SHORT TASK => Work out how many lines of the records contain "помнить". Answer with the number and nothing else.

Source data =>

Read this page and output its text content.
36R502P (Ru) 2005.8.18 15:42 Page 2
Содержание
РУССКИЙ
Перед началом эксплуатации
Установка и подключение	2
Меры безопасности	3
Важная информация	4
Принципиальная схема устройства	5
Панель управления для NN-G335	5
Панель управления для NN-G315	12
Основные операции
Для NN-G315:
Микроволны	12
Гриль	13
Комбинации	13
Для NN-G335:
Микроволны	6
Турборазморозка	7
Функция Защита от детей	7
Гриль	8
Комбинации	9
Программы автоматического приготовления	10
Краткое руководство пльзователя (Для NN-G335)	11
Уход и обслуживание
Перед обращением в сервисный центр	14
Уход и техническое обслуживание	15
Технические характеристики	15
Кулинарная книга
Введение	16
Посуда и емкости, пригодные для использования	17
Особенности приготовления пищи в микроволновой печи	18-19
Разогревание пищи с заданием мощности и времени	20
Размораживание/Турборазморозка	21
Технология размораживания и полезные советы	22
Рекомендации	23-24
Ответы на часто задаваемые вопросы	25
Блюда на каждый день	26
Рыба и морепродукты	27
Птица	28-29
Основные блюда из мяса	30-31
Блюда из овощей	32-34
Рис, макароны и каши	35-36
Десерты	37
...
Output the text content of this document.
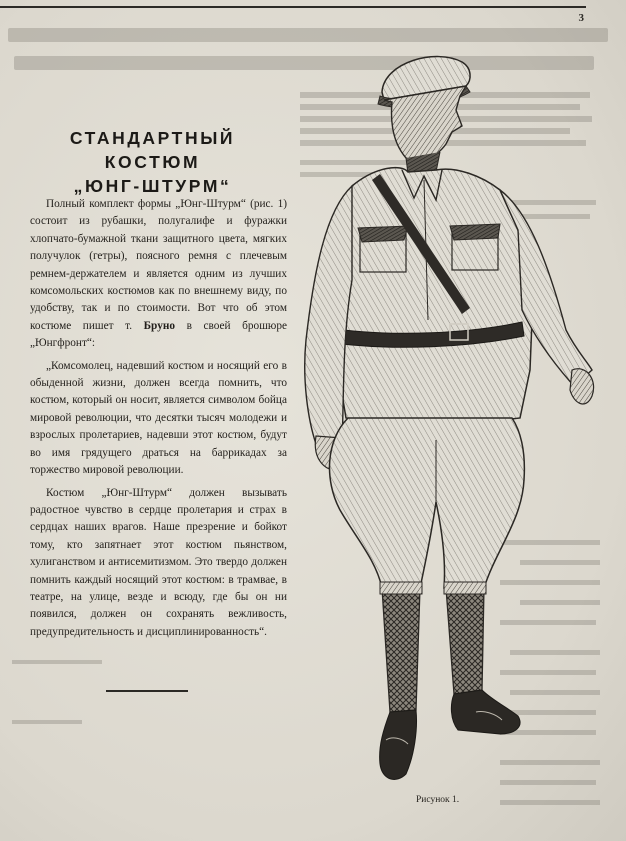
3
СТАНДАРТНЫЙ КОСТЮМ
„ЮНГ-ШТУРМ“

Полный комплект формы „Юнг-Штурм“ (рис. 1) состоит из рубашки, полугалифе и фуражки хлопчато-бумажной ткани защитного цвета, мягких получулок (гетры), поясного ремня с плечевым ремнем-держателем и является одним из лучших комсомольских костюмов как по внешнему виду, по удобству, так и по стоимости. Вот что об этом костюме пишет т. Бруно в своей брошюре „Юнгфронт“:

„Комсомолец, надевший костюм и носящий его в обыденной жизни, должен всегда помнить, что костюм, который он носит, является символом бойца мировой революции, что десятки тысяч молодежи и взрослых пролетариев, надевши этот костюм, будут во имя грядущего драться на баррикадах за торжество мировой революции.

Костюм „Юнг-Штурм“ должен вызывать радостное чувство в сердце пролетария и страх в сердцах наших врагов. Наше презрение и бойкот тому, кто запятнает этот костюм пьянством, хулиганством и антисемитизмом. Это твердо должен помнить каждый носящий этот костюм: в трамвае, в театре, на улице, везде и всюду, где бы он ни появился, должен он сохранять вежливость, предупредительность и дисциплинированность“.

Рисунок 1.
...
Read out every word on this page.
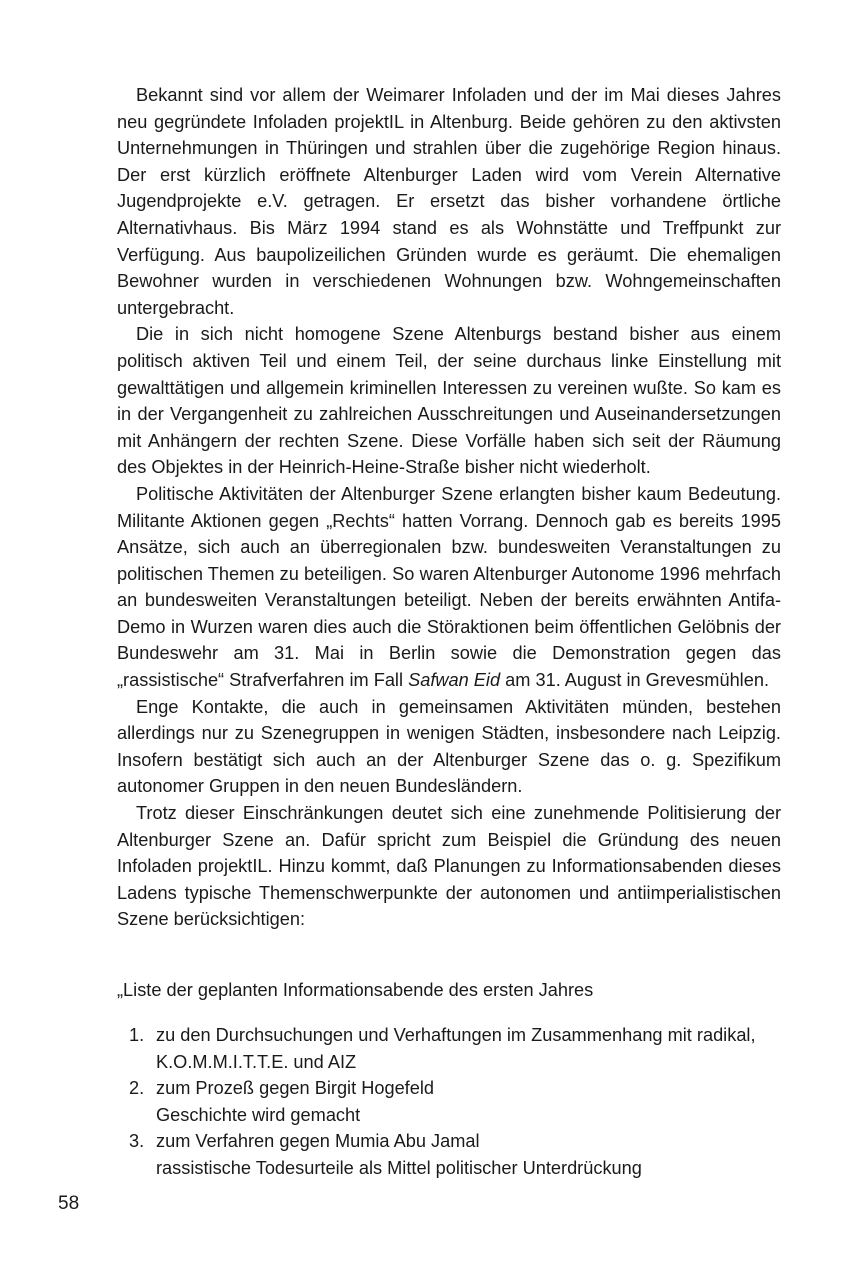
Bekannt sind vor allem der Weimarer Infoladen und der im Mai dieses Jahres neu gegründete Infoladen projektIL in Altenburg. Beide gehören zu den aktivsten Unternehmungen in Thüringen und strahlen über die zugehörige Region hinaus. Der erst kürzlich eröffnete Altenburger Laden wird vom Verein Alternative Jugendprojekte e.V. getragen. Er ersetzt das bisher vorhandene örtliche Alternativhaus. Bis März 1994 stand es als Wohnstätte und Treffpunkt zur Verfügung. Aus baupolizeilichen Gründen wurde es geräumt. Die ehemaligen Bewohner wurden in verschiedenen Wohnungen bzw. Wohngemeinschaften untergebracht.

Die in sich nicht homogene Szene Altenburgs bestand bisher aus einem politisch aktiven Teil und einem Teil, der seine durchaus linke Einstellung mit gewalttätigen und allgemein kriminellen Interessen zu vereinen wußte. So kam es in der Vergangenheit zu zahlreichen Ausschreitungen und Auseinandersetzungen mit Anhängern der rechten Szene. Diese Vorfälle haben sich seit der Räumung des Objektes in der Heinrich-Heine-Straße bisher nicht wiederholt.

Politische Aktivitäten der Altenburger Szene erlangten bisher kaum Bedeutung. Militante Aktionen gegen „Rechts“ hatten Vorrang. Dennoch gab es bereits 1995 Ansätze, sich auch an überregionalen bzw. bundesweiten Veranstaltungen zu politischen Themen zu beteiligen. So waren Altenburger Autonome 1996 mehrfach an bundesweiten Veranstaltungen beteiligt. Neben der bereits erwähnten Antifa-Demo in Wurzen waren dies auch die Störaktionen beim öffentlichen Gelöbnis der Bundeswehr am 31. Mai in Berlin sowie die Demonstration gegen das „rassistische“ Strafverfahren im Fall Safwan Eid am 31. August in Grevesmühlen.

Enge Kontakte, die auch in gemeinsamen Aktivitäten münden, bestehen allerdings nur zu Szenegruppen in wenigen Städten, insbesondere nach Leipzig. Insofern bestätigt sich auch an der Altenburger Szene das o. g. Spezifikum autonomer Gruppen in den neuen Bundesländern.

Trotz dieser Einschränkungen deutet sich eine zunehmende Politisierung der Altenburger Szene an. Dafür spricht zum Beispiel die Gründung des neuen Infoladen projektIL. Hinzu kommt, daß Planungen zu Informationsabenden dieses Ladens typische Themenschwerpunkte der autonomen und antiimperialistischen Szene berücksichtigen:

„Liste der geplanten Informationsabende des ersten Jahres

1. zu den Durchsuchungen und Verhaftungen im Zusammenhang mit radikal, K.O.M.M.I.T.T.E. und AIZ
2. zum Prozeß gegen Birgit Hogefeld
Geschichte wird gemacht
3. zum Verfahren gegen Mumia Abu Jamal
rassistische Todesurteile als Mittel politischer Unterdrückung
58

EXERCISE SOLUTION => 2